Exercise details: Pull out every line from the listing that has the word "Points".

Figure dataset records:
§

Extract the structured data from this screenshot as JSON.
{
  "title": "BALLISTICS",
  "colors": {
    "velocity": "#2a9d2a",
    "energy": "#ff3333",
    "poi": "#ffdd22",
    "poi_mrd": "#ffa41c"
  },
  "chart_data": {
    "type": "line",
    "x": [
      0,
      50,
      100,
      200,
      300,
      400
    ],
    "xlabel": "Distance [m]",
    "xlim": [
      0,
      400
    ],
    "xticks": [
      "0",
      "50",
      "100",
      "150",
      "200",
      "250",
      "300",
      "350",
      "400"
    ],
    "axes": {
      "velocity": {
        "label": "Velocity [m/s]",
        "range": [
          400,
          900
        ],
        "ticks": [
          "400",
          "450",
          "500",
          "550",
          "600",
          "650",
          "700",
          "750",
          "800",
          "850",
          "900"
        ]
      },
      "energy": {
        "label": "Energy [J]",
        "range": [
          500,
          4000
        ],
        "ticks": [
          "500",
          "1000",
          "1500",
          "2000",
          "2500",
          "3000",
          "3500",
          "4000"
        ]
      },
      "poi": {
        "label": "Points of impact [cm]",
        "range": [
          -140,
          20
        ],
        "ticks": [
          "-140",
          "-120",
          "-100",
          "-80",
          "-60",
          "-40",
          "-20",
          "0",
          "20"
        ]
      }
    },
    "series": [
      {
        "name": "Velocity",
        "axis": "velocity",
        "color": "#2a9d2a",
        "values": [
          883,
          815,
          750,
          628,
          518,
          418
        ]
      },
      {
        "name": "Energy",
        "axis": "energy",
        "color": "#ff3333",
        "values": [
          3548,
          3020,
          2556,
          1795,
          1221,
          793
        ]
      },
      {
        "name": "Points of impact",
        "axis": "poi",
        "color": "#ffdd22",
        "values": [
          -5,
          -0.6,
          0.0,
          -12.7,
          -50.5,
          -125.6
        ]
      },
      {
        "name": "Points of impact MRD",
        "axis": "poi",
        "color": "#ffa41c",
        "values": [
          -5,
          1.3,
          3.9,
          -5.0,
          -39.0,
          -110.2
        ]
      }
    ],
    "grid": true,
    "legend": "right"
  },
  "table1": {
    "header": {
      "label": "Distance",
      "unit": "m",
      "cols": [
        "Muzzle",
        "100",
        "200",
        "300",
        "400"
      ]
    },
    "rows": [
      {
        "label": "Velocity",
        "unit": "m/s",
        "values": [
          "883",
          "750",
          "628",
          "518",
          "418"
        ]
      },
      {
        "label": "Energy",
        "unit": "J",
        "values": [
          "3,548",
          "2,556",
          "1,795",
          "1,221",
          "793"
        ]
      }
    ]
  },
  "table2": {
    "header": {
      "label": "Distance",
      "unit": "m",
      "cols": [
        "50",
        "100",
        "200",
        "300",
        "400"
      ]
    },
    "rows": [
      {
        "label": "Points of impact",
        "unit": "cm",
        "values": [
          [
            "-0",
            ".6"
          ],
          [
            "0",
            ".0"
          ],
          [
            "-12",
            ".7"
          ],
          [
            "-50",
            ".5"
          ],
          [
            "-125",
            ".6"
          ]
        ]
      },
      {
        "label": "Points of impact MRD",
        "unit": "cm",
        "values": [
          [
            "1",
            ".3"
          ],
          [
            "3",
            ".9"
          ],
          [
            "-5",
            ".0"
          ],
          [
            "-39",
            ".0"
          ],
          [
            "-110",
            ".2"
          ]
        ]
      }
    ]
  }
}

§

Written answer:
        "label": "Points of impact [cm]",
        "name": "Points of impact",
        "name": "Points of impact MRD",
        "label": "Points of impact",
        "label": "Points of impact MRD",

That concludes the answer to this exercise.